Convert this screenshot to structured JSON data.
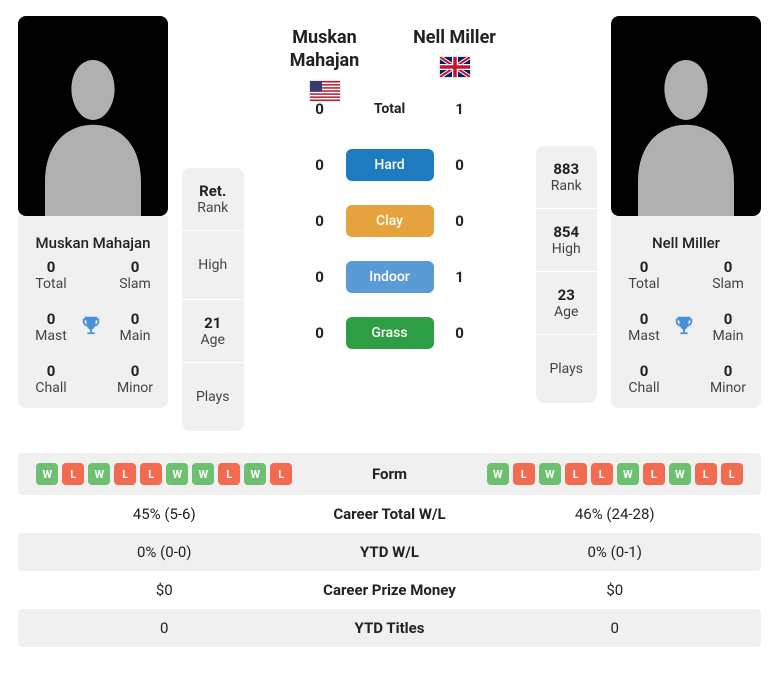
{
  "colors": {
    "win": "#6cc070",
    "loss": "#f26a4f",
    "hard": "#1f7bbf",
    "clay": "#e6a23c",
    "indoor": "#5b9bd5",
    "grass": "#2e9e44",
    "trophy": "#4a90d9",
    "card_bg": "#f0f0f0"
  },
  "p1": {
    "name": "Muskan Mahajan",
    "flag": "us",
    "titles": {
      "total": "0",
      "slam": "0",
      "mast": "0",
      "main": "0",
      "chall": "0",
      "minor": "0"
    },
    "info": {
      "rank_v": "Ret.",
      "rank_l": "Rank",
      "high_v": "",
      "high_l": "High",
      "age_v": "21",
      "age_l": "Age",
      "plays_l": "Plays"
    }
  },
  "p2": {
    "name": "Nell Miller",
    "flag": "gb",
    "titles": {
      "total": "0",
      "slam": "0",
      "mast": "0",
      "main": "0",
      "chall": "0",
      "minor": "0"
    },
    "info": {
      "rank_v": "883",
      "rank_l": "Rank",
      "high_v": "854",
      "high_l": "High",
      "age_v": "23",
      "age_l": "Age",
      "plays_l": "Plays"
    }
  },
  "h2h": {
    "total": {
      "l": "0",
      "label": "Total",
      "r": "1"
    },
    "hard": {
      "l": "0",
      "label": "Hard",
      "r": "0"
    },
    "clay": {
      "l": "0",
      "label": "Clay",
      "r": "0"
    },
    "indoor": {
      "l": "0",
      "label": "Indoor",
      "r": "1"
    },
    "grass": {
      "l": "0",
      "label": "Grass",
      "r": "0"
    }
  },
  "labels": {
    "total": "Total",
    "slam": "Slam",
    "mast": "Mast",
    "main": "Main",
    "chall": "Chall",
    "minor": "Minor",
    "form": "Form",
    "career_wl": "Career Total W/L",
    "ytd_wl": "YTD W/L",
    "prize": "Career Prize Money",
    "ytd_titles": "YTD Titles"
  },
  "form": {
    "p1": [
      "W",
      "L",
      "W",
      "L",
      "L",
      "W",
      "W",
      "L",
      "W",
      "L"
    ],
    "p2": [
      "W",
      "L",
      "W",
      "L",
      "L",
      "W",
      "L",
      "W",
      "L",
      "L"
    ]
  },
  "stats": {
    "career_wl": {
      "p1": "45% (5-6)",
      "p2": "46% (24-28)"
    },
    "ytd_wl": {
      "p1": "0% (0-0)",
      "p2": "0% (0-1)"
    },
    "prize": {
      "p1": "$0",
      "p2": "$0"
    },
    "ytd_titles": {
      "p1": "0",
      "p2": "0"
    }
  }
}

### What is being asked
In your copy, leave out the pictures and reproduce the material above exactly.

### Exercise response
Convert this screenshot to structured JSON data.
{
  "colors": {
    "win": "#6cc070",
    "loss": "#f26a4f",
    "hard": "#1f7bbf",
    "clay": "#e6a23c",
    "indoor": "#5b9bd5",
    "grass": "#2e9e44",
    "trophy": "#4a90d9",
    "card_bg": "#f0f0f0"
  },
  "p1": {
    "name": "Muskan Mahajan",
    "flag": "us",
    "titles": {
      "total": "0",
      "slam": "0",
      "mast": "0",
      "main": "0",
      "chall": "0",
      "minor": "0"
    },
    "info": {
      "rank_v": "Ret.",
      "rank_l": "Rank",
      "high_v": "",
      "high_l": "High",
      "age_v": "21",
      "age_l": "Age",
      "plays_l": "Plays"
    }
  },
  "p2": {
    "name": "Nell Miller",
    "flag": "gb",
    "titles": {
      "total": "0",
      "slam": "0",
      "mast": "0",
      "main": "0",
      "chall": "0",
      "minor": "0"
    },
    "info": {
      "rank_v": "883",
      "rank_l": "Rank",
      "high_v": "854",
      "high_l": "High",
      "age_v": "23",
      "age_l": "Age",
      "plays_l": "Plays"
    }
  },
  "h2h": {
    "total": {
      "l": "0",
      "label": "Total",
      "r": "1"
    },
    "hard": {
      "l": "0",
      "label": "Hard",
      "r": "0"
    },
    "clay": {
      "l": "0",
      "label": "Clay",
      "r": "0"
    },
    "indoor": {
      "l": "0",
      "label": "Indoor",
      "r": "1"
    },
    "grass": {
      "l": "0",
      "label": "Grass",
      "r": "0"
    }
  },
  "labels": {
    "total": "Total",
    "slam": "Slam",
    "mast": "Mast",
    "main": "Main",
    "chall": "Chall",
    "minor": "Minor",
    "form": "Form",
    "career_wl": "Career Total W/L",
    "ytd_wl": "YTD W/L",
    "prize": "Career Prize Money",
    "ytd_titles": "YTD Titles"
  },
  "form": {
    "p1": [
      "W",
      "L",
      "W",
      "L",
      "L",
      "W",
      "W",
      "L",
      "W",
      "L"
    ],
    "p2": [
      "W",
      "L",
      "W",
      "L",
      "L",
      "W",
      "L",
      "W",
      "L",
      "L"
    ]
  },
  "stats": {
    "career_wl": {
      "p1": "45% (5-6)",
      "p2": "46% (24-28)"
    },
    "ytd_wl": {
      "p1": "0% (0-0)",
      "p2": "0% (0-1)"
    },
    "prize": {
      "p1": "$0",
      "p2": "$0"
    },
    "ytd_titles": {
      "p1": "0",
      "p2": "0"
    }
  }
}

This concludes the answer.